* **TEXTE FOURNI**:
19 mars [1843], dimanche soir, 11 h.

Ainsi que je l’avais prévu, mon Toto bien-aimé, je n’ai pas pu t’écrire tantôt ; car, dès quatre heures, j’avais Mme Krafft chez moi qui venait me demander une lettre de toi pour ton cousin Trébuchet pour servir à son fils. En même temps elle venait me demander à dîner escortée de trois bouteilles de vin, deux de bordeaux, une de champagne, plus une tourte et des biscuits. Bref, la pauvre femme a trouvé un moyen honnête de payer son dîner et au-delà. Je ne sais pas, mon pauvre bien-aimé, comment tu feras avec tes pauvres yeux malades pour écrire cette lettre. Cependant mon Toto chéri, elle paraît croire que c’est d’une grande importance pour son fils et surtout elle désire que tu la lui donnes, cette lettre, le plus tôt possible. Tu verras, mon cher adoré, ce que tu peux faire en cette circonstance mais pour moi je ne me sens pas le courage de te tourmenter.

* **DONNÉES FOURNIES**:
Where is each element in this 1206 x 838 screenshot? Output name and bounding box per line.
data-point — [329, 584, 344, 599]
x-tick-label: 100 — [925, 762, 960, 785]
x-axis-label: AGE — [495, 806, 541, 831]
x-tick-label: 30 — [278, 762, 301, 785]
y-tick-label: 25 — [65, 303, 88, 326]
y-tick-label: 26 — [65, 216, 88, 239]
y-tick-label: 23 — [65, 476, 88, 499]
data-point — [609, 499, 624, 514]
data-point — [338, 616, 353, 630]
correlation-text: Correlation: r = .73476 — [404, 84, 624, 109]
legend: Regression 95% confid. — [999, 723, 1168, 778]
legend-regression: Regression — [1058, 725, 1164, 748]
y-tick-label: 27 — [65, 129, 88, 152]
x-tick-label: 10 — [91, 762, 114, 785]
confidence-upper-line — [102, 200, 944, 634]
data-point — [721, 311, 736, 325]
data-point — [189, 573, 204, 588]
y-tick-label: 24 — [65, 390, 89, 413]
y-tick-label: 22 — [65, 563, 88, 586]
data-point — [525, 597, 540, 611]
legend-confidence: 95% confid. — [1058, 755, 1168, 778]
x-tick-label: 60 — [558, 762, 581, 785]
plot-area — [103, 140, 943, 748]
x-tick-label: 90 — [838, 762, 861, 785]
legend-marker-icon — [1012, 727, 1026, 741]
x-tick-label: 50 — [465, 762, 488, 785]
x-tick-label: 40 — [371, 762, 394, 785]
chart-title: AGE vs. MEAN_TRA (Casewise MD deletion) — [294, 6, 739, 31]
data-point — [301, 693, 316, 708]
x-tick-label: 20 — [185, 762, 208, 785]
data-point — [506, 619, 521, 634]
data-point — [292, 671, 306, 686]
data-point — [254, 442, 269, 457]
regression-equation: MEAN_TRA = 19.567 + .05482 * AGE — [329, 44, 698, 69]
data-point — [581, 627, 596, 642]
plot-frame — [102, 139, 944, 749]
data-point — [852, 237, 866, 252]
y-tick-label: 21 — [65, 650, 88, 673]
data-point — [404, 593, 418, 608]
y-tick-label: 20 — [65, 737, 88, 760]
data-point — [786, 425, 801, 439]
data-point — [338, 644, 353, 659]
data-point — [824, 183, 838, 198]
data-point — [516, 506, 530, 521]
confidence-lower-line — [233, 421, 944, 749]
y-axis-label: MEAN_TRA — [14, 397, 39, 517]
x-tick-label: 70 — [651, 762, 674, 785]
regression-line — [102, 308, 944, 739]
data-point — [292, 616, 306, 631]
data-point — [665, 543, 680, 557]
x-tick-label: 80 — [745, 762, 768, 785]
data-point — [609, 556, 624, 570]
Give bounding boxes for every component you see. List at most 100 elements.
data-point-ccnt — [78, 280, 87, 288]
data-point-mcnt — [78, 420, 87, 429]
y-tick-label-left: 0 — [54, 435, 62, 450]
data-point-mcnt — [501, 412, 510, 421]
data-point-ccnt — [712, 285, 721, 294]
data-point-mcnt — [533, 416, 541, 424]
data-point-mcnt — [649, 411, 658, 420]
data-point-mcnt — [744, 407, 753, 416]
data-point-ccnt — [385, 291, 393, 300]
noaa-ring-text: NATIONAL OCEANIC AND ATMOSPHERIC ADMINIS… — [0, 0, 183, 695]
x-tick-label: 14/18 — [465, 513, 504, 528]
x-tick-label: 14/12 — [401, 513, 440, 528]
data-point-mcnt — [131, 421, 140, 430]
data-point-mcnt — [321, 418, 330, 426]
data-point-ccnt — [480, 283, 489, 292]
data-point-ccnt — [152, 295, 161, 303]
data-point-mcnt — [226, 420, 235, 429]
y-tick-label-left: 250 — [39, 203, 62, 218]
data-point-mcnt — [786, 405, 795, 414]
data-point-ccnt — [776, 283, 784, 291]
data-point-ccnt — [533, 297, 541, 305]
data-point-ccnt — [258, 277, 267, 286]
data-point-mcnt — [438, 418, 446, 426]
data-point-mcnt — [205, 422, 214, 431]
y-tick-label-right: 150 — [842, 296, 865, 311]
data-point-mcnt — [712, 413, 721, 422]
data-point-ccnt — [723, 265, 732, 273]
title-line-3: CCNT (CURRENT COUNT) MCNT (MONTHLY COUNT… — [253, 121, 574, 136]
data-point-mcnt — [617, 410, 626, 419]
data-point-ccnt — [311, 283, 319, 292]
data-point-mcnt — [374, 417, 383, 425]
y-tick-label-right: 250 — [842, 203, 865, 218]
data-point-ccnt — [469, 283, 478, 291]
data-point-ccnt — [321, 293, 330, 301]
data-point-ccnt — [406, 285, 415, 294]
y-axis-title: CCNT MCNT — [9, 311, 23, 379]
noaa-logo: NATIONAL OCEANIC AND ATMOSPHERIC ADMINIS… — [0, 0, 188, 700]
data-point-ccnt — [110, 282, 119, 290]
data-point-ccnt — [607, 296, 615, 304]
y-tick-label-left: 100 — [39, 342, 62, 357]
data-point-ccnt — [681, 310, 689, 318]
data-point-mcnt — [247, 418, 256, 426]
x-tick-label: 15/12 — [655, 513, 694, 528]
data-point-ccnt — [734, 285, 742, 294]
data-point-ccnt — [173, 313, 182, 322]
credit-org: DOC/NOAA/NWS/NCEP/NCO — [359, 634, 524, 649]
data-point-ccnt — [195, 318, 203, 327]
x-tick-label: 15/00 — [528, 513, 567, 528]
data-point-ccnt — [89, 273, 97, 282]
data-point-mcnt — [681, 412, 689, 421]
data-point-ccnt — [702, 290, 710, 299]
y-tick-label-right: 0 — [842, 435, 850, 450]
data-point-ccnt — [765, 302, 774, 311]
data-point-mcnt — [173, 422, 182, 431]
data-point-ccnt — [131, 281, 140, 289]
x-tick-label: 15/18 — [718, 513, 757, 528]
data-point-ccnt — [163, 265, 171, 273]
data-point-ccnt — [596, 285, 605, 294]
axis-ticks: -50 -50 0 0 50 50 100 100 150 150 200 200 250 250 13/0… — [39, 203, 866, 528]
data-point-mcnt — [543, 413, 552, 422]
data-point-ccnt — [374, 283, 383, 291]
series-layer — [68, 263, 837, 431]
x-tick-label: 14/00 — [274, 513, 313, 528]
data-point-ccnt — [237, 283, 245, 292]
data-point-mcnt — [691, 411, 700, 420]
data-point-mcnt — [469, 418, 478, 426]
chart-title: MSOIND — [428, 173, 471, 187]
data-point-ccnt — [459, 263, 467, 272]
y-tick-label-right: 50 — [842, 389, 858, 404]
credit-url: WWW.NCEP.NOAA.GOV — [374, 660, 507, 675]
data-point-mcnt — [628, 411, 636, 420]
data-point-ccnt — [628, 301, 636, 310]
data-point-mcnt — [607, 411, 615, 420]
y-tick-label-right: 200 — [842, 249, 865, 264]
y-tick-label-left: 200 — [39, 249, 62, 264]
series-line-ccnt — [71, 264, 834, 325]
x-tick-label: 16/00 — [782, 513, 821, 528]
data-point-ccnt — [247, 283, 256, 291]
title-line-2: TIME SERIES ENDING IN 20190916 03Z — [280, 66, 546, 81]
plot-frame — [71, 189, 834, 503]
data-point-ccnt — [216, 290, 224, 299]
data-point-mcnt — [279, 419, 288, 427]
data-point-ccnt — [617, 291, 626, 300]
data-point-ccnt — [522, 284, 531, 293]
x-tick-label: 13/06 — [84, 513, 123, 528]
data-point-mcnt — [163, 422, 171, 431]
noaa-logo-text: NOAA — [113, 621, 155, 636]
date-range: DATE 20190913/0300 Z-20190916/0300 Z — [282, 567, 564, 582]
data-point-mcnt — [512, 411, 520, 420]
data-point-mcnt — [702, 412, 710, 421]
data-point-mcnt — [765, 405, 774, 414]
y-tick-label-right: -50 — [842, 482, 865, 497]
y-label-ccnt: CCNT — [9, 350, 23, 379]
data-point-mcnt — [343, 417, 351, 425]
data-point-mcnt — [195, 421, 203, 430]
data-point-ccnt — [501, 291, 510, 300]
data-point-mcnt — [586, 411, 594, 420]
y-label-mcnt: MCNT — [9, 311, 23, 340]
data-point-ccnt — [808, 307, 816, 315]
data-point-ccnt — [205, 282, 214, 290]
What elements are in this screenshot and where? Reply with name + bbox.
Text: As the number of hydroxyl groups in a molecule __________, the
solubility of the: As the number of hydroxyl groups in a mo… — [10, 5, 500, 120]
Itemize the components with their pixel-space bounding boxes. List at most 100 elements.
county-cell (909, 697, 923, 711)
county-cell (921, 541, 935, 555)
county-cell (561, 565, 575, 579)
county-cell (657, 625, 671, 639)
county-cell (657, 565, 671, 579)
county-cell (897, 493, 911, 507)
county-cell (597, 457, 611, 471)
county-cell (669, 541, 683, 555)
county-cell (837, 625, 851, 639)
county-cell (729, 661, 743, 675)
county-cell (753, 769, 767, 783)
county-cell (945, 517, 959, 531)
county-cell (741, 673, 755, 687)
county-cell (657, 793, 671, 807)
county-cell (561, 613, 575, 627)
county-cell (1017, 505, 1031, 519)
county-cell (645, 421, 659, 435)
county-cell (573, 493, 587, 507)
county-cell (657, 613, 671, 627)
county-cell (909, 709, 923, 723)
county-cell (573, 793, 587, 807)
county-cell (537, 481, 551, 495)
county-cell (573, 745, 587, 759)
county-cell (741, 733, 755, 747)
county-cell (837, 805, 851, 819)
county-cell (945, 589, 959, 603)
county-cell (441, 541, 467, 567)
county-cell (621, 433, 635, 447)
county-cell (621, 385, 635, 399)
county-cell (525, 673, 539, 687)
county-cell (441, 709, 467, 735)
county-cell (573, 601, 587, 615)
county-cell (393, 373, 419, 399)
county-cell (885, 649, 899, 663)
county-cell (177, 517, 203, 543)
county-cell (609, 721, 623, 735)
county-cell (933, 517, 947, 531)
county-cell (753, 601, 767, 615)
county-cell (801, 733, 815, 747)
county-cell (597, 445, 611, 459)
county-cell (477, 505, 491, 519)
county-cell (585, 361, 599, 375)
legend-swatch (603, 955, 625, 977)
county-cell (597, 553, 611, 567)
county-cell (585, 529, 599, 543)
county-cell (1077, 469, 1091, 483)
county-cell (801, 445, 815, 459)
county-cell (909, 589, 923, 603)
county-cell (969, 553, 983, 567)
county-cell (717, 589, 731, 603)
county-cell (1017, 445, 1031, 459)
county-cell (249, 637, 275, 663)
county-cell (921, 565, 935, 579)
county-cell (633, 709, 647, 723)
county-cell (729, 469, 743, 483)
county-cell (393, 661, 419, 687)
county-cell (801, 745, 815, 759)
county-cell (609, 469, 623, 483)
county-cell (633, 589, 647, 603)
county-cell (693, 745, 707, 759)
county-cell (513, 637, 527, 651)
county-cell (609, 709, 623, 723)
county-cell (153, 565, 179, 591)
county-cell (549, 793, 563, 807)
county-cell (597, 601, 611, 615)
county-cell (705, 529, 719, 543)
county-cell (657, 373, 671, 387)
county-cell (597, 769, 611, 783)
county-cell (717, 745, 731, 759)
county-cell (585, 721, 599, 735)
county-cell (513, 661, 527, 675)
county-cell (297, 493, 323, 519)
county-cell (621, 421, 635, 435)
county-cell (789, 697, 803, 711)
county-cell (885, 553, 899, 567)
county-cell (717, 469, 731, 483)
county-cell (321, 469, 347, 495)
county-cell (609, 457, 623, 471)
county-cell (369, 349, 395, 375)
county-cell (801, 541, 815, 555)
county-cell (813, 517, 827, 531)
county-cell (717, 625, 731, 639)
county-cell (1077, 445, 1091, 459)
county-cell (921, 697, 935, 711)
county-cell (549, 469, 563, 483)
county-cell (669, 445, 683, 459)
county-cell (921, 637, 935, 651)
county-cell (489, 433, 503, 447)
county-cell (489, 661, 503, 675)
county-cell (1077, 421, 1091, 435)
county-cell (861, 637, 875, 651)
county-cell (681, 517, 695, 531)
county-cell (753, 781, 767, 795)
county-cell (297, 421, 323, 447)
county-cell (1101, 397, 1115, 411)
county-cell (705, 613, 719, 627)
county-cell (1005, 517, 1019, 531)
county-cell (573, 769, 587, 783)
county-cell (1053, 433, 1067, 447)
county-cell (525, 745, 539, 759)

* **TÂCHE À RÉALISER**:
Citez mot pour mot le passage du texte fourni qui va de « Ainsi que je » jusqu'à « de te tourmenter. » inclus. Les enregistrements forment un matériau indépendant du texte fourni.

* **SOLUTION DU PROBLÈME**:
Ainsi que je l’avais prévu, mon Toto bien-aimé, je n’ai pas pu t’écrire tantôt ; car, dès quatre heures, j’avais Mme Krafft chez moi qui venait me demander une lettre de toi pour ton cousin Trébuchet pour servir à son fils. En même temps elle venait me demander à dîner escortée de trois bouteilles de vin, deux de bordeaux, une de champagne, plus une tourte et des biscuits. Bref, la pauvre femme a trouvé un moyen honnête de payer son dîner et au-delà. Je ne sais pas, mon pauvre bien-aimé, comment tu feras avec tes pauvres yeux malades pour écrire cette lettre. Cependant mon Toto chéri, elle paraît croire que c’est d’une grande importance pour son fils et surtout elle désire que tu la lui donnes, cette lettre, le plus tôt possible. Tu verras, mon cher adoré, ce que tu peux faire en cette circonstance mais pour moi je ne me sens pas le courage de te tourmenter.